→ **RECORDS FOR THE TASK**
*-*-*

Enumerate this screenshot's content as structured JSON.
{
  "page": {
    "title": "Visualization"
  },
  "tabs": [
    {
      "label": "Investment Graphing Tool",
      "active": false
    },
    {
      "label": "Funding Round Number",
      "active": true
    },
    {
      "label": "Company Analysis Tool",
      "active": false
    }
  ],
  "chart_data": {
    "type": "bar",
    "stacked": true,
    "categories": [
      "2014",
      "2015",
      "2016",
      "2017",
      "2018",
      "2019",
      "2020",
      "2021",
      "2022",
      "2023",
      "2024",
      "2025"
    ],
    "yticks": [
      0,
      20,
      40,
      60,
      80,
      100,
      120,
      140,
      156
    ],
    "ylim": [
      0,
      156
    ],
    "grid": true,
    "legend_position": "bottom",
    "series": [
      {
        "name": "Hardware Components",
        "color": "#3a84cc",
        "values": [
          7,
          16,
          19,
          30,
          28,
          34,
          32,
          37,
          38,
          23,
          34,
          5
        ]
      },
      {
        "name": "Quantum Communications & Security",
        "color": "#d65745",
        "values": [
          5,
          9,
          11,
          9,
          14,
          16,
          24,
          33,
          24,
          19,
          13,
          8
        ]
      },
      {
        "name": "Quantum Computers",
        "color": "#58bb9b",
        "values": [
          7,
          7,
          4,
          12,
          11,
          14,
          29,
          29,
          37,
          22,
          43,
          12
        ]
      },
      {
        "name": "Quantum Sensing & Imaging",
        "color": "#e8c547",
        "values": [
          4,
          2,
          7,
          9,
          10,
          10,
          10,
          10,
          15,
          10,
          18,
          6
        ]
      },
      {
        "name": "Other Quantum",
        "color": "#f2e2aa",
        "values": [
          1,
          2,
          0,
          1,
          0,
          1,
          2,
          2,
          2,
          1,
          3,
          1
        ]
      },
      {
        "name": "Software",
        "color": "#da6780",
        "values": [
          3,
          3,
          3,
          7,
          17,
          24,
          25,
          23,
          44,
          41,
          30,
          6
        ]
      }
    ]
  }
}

*-*-*

→ **EXERCISE REQUIREMENTS**
Write the listing out again, exactly as it reads.

→ **REPLY TO THE EXERCISE**
Enumerate this screenshot's content as structured JSON.
{
  "page": {
    "title": "Visualization"
  },
  "tabs": [
    {
      "label": "Investment Graphing Tool",
      "active": false
    },
    {
      "label": "Funding Round Number",
      "active": true
    },
    {
      "label": "Company Analysis Tool",
      "active": false
    }
  ],
  "chart_data": {
    "type": "bar",
    "stacked": true,
    "categories": [
      "2014",
      "2015",
      "2016",
      "2017",
      "2018",
      "2019",
      "2020",
      "2021",
      "2022",
      "2023",
      "2024",
      "2025"
    ],
    "yticks": [
      0,
      20,
      40,
      60,
      80,
      100,
      120,
      140,
      156
    ],
    "ylim": [
      0,
      156
    ],
    "grid": true,
    "legend_position": "bottom",
    "series": [
      {
        "name": "Hardware Components",
        "color": "#3a84cc",
        "values": [
          7,
          16,
          19,
          30,
          28,
          34,
          32,
          37,
          38,
          23,
          34,
          5
        ]
      },
      {
        "name": "Quantum Communications & Security",
        "color": "#d65745",
        "values": [
          5,
          9,
          11,
          9,
          14,
          16,
          24,
          33,
          24,
          19,
          13,
          8
        ]
      },
      {
        "name": "Quantum Computers",
        "color": "#58bb9b",
        "values": [
          7,
          7,
          4,
          12,
          11,
          14,
          29,
          29,
          37,
          22,
          43,
          12
        ]
      },
      {
        "name": "Quantum Sensing & Imaging",
        "color": "#e8c547",
        "values": [
          4,
          2,
          7,
          9,
          10,
          10,
          10,
          10,
          15,
          10,
          18,
          6
        ]
      },
      {
        "name": "Other Quantum",
        "color": "#f2e2aa",
        "values": [
          1,
          2,
          0,
          1,
          0,
          1,
          2,
          2,
          2,
          1,
          3,
          1
        ]
      },
      {
        "name": "Software",
        "color": "#da6780",
        "values": [
          3,
          3,
          3,
          7,
          17,
          24,
          25,
          23,
          44,
          41,
          30,
          6
        ]
      }
    ]
  }
}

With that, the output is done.